▼
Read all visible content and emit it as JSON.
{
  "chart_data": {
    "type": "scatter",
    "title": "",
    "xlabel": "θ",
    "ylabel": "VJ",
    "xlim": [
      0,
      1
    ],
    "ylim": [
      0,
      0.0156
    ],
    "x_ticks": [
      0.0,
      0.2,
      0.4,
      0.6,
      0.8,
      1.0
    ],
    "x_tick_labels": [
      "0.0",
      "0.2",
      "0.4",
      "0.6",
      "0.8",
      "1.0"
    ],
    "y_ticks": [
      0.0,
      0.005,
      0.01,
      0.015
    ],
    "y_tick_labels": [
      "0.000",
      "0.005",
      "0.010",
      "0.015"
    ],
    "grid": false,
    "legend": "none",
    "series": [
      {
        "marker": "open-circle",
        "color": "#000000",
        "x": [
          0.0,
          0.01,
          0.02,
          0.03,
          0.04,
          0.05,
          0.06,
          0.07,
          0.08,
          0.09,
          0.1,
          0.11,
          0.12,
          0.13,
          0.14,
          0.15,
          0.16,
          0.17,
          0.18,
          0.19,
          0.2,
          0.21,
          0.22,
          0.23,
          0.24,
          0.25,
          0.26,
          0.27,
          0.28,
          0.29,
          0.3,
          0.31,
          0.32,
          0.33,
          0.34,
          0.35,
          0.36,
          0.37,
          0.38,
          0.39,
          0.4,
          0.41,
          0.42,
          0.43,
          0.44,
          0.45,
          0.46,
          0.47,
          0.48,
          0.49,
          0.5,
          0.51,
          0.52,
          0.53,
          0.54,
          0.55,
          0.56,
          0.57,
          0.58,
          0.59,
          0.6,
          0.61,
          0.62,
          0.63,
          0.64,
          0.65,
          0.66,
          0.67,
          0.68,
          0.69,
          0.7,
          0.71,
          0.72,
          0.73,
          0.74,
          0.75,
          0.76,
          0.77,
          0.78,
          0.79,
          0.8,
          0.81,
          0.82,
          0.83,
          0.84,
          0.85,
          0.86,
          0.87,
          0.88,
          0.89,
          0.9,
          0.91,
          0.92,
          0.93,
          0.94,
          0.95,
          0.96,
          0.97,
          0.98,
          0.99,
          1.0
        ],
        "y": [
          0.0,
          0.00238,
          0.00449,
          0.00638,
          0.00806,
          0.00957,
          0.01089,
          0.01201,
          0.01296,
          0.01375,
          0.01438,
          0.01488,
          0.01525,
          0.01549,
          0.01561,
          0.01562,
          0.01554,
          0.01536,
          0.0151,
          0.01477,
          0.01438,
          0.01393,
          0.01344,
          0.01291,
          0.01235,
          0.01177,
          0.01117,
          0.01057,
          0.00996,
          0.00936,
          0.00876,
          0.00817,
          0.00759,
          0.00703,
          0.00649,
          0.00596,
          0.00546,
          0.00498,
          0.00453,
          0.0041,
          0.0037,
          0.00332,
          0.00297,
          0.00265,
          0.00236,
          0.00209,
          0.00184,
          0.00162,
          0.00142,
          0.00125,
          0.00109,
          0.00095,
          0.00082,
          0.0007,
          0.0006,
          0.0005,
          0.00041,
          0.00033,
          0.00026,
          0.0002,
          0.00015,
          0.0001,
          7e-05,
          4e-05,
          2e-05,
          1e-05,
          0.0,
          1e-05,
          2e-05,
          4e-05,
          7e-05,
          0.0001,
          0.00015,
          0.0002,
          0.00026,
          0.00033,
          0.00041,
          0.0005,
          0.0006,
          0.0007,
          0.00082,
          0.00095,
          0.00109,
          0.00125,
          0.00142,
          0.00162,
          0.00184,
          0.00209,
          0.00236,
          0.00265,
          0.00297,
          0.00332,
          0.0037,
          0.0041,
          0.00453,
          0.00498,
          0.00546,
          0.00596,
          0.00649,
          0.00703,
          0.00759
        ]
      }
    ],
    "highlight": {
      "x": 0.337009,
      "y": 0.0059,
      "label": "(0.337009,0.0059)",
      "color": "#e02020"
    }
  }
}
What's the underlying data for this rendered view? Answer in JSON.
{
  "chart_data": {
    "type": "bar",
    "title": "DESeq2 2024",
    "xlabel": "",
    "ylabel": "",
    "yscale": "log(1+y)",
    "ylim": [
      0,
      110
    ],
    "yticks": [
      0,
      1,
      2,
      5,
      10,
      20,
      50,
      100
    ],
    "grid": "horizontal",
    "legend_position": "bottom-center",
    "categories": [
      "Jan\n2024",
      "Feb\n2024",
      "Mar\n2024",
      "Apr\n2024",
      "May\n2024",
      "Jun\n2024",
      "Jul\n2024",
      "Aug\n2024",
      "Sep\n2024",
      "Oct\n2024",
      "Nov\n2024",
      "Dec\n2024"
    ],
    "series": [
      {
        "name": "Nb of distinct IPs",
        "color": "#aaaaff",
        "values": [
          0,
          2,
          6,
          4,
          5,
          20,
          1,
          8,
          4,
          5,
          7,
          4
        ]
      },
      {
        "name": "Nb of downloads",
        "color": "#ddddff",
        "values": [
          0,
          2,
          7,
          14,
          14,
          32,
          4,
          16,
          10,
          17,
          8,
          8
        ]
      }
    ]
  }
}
▲
**What the exercise asks**
Check each line of the records for the word "JSON" and extract those that contain it.

**Answer for this exercise**
Read all visible content and emit it as JSON.
What's the underlying data for this rendered view? Answer in JSON.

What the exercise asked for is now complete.